# JOB
Print the whole listing exactly.

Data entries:
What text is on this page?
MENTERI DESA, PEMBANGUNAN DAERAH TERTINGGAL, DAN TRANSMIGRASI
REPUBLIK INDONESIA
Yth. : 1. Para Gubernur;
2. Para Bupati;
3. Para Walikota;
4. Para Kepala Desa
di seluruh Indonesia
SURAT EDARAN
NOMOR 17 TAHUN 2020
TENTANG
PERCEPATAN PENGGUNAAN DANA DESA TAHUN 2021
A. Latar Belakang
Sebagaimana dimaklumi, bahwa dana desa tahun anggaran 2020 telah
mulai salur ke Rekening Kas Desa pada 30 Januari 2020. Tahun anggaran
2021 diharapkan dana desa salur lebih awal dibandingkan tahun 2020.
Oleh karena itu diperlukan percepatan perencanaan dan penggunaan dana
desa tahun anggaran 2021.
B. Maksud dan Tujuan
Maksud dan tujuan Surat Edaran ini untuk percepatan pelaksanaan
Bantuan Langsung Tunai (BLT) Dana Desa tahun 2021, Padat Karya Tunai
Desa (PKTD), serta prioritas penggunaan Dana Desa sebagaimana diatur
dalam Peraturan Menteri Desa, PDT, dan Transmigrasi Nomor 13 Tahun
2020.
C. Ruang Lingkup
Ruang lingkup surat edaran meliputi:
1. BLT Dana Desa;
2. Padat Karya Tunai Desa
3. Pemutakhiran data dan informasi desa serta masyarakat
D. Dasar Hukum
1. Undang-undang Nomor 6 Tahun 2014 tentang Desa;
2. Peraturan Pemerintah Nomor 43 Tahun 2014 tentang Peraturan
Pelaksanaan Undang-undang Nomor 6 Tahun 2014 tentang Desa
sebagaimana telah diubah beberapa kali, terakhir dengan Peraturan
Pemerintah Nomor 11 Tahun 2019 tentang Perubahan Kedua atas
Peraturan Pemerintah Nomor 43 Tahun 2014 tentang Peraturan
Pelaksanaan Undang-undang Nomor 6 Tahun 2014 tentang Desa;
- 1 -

# FULL OUTPUT
What text is on this page?
MENTERI DESA, PEMBANGUNAN DAERAH TERTINGGAL, DAN TRANSMIGRASI
REPUBLIK INDONESIA
Yth. : 1. Para Gubernur;
2. Para Bupati;
3. Para Walikota;
4. Para Kepala Desa
di seluruh Indonesia
SURAT EDARAN
NOMOR 17 TAHUN 2020
TENTANG
PERCEPATAN PENGGUNAAN DANA DESA TAHUN 2021
A. Latar Belakang
Sebagaimana dimaklumi, bahwa dana desa tahun anggaran 2020 telah
mulai salur ke Rekening Kas Desa pada 30 Januari 2020. Tahun anggaran
2021 diharapkan dana desa salur lebih awal dibandingkan tahun 2020.
Oleh karena itu diperlukan percepatan perencanaan dan penggunaan dana
desa tahun anggaran 2021.
B. Maksud dan Tujuan
Maksud dan tujuan Surat Edaran ini untuk percepatan pelaksanaan
Bantuan Langsung Tunai (BLT) Dana Desa tahun 2021, Padat Karya Tunai
Desa (PKTD), serta prioritas penggunaan Dana Desa sebagaimana diatur
dalam Peraturan Menteri Desa, PDT, dan Transmigrasi Nomor 13 Tahun
2020.
C. Ruang Lingkup
Ruang lingkup surat edaran meliputi:
1. BLT Dana Desa;
2. Padat Karya Tunai Desa
3. Pemutakhiran data dan informasi desa serta masyarakat
D. Dasar Hukum
1. Undang-undang Nomor 6 Tahun 2014 tentang Desa;
2. Peraturan Pemerintah Nomor 43 Tahun 2014 tentang Peraturan
Pelaksanaan Undang-undang Nomor 6 Tahun 2014 tentang Desa
sebagaimana telah diubah beberapa kali, terakhir dengan Peraturan
Pemerintah Nomor 11 Tahun 2019 tentang Perubahan Kedua atas
Peraturan Pemerintah Nomor 43 Tahun 2014 tentang Peraturan
Pelaksanaan Undang-undang Nomor 6 Tahun 2014 tentang Desa;
- 1 -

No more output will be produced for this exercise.